> _TASK PROMPT_:
Work out how many lines in the entries below include the word "lParam". Give nothing but the number.

Data records
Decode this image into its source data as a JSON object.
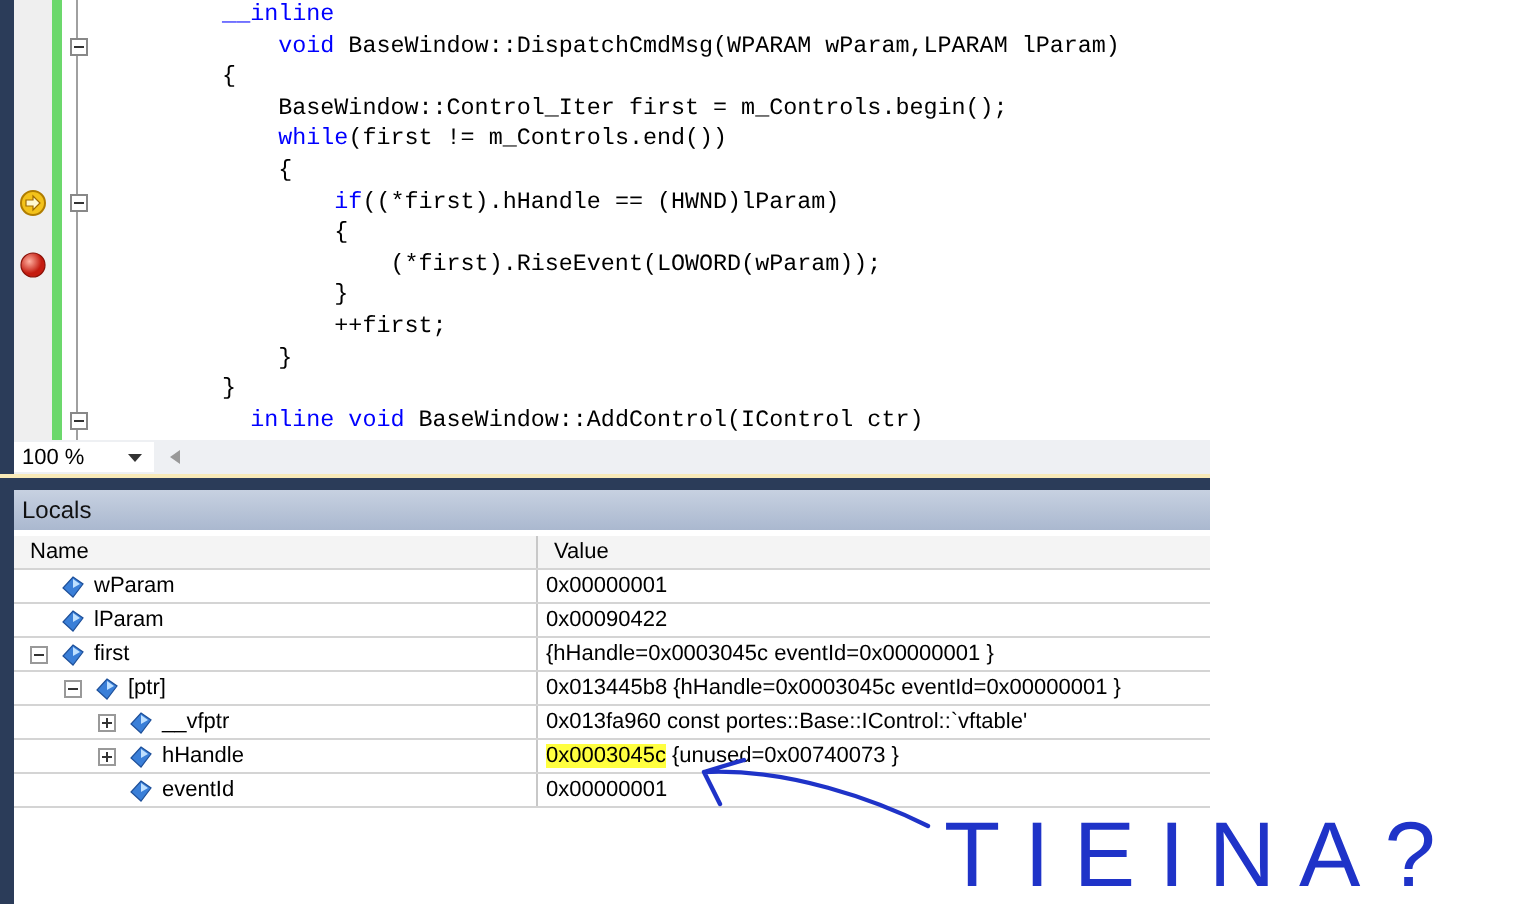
{
  "editor": {
    "lines": [
      {
        "segments": [
          {
            "text": "    __inline",
            "kind": "keyword"
          }
        ]
      },
      {
        "fold": true,
        "segments": [
          {
            "text": "        void",
            "kind": "keyword"
          },
          {
            "text": " BaseWindow::DispatchCmdMsg(WPARAM wParam,LPARAM lParam)"
          }
        ]
      },
      {
        "segments": [
          {
            "text": "    {"
          }
        ]
      },
      {
        "segments": [
          {
            "text": "        BaseWindow::Control_Iter first = m_Controls.begin();"
          }
        ]
      },
      {
        "segments": [
          {
            "text": "        while",
            "kind": "keyword"
          },
          {
            "text": "(first != m_Controls.end())"
          }
        ]
      },
      {
        "segments": [
          {
            "text": "        {"
          }
        ]
      },
      {
        "current_statement": true,
        "fold": true,
        "segments": [
          {
            "text": "            if",
            "kind": "keyword"
          },
          {
            "text": "((*first).hHandle == (HWND)lParam)"
          }
        ]
      },
      {
        "segments": [
          {
            "text": "            {"
          }
        ]
      },
      {
        "breakpoint": true,
        "segments": [
          {
            "text": "                (*first).RiseEvent(LOWORD(wParam));"
          }
        ]
      },
      {
        "segments": [
          {
            "text": "            }"
          }
        ]
      },
      {
        "segments": [
          {
            "text": "            ++first;"
          }
        ]
      },
      {
        "segments": [
          {
            "text": "        }"
          }
        ]
      },
      {
        "segments": [
          {
            "text": "    }"
          }
        ]
      },
      {
        "fold": true,
        "segments": [
          {
            "text": "      inline void",
            "kind": "keyword"
          },
          {
            "text": " BaseWindow::AddControl(IControl ctr)"
          }
        ]
      }
    ],
    "zoom": "100 %"
  },
  "locals": {
    "title": "Locals",
    "columns": [
      "Name",
      "Value"
    ],
    "rows": [
      {
        "name": "wParam",
        "value": "0x00000001"
      },
      {
        "name": "lParam",
        "value": "0x00090422"
      },
      {
        "name": "first",
        "value": "{hHandle=0x0003045c eventId=0x00000001 }",
        "expanded": true,
        "children": [
          {
            "name": "[ptr]",
            "value": "0x013445b8 {hHandle=0x0003045c eventId=0x00000001 }",
            "expanded": true,
            "children": [
              {
                "name": "__vfptr",
                "value": "0x013fa960 const portes::Base::IControl::`vftable'",
                "expanded": false
              },
              {
                "name": "hHandle",
                "highlight": "0x0003045c",
                "value": "{unused=0x00740073 }",
                "expanded": false
              },
              {
                "name": "eventId",
                "value": "0x00000001"
              }
            ]
          }
        ]
      }
    ]
  },
  "annotation": {
    "text": "TIEINA?"
  }
}
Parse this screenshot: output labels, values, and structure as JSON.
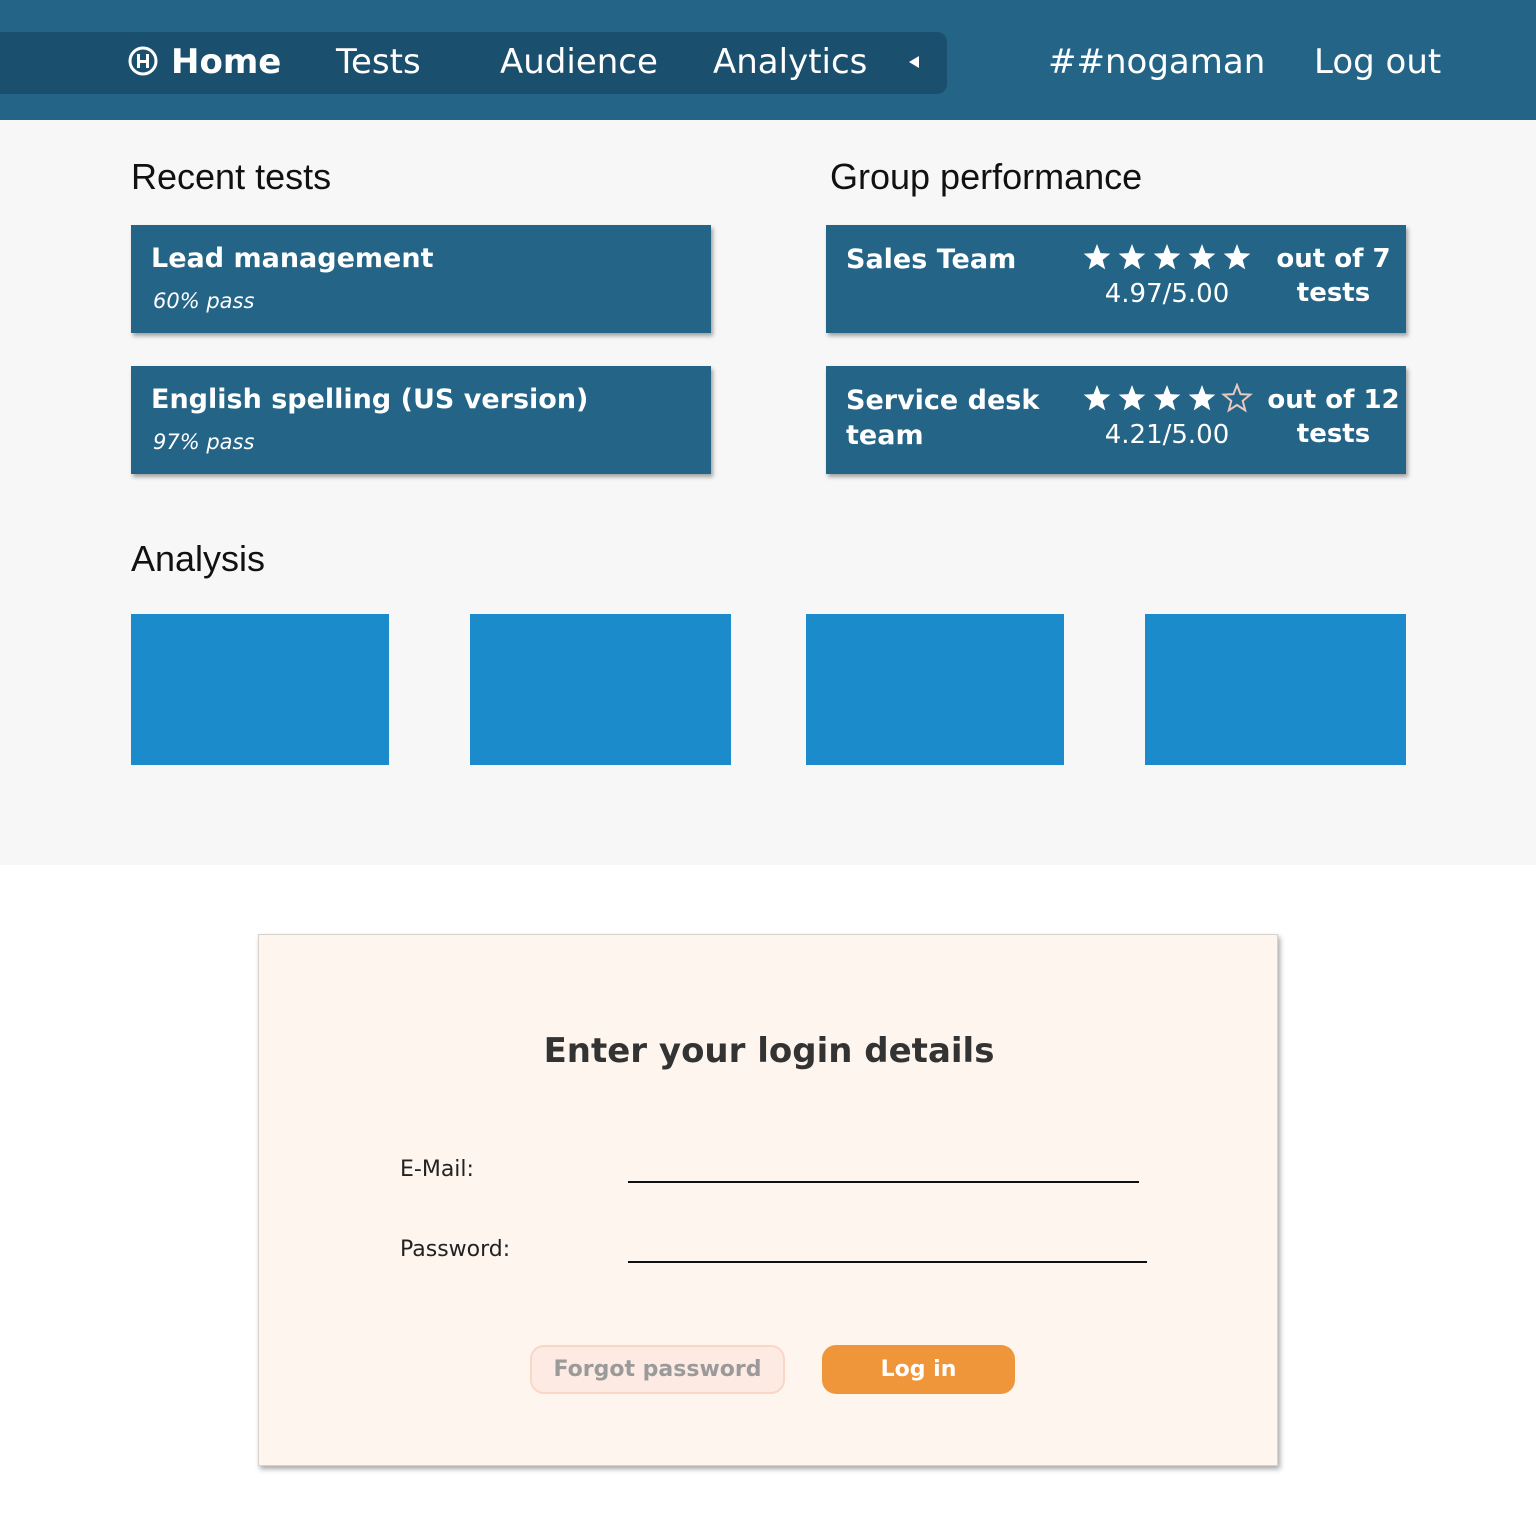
{
  "nav": {
    "home": "Home",
    "tests": "Tests",
    "audience": "Audience",
    "analytics": "Analytics",
    "user": "##nogaman",
    "logout": "Log out",
    "colors": {
      "bar": "#246487",
      "pill": "#1b4f6e"
    }
  },
  "dashboard": {
    "recent_title": "Recent tests",
    "group_title": "Group performance",
    "analysis_title": "Analysis",
    "recent_tests": [
      {
        "title": "Lead management",
        "pass": "60% pass"
      },
      {
        "title": "English spelling (US version)",
        "pass": "97% pass"
      }
    ],
    "groups": [
      {
        "name": "Sales Team",
        "rating": "4.97/5.00",
        "stars_filled": 5,
        "stars_total": 5,
        "out_of": "out of 7 tests"
      },
      {
        "name": "Service desk team",
        "rating": "4.21/5.00",
        "stars_filled": 4,
        "stars_total": 5,
        "out_of": "out of 12 tests"
      }
    ],
    "analysis_tiles": 4,
    "colors": {
      "card": "#246487",
      "tile": "#1c8bcb",
      "background": "#f7f7f7"
    }
  },
  "login": {
    "title": "Enter your login details",
    "email_label": "E-Mail:",
    "email_value": "",
    "password_label": "Password:",
    "password_value": "",
    "forgot_label": "Forgot password",
    "login_label": "Log in",
    "colors": {
      "panel": "#fdf5ee",
      "primary": "#f0963a",
      "secondary": "#fdebe3"
    }
  }
}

> _SOLUTION FOR THIS TASK_:
3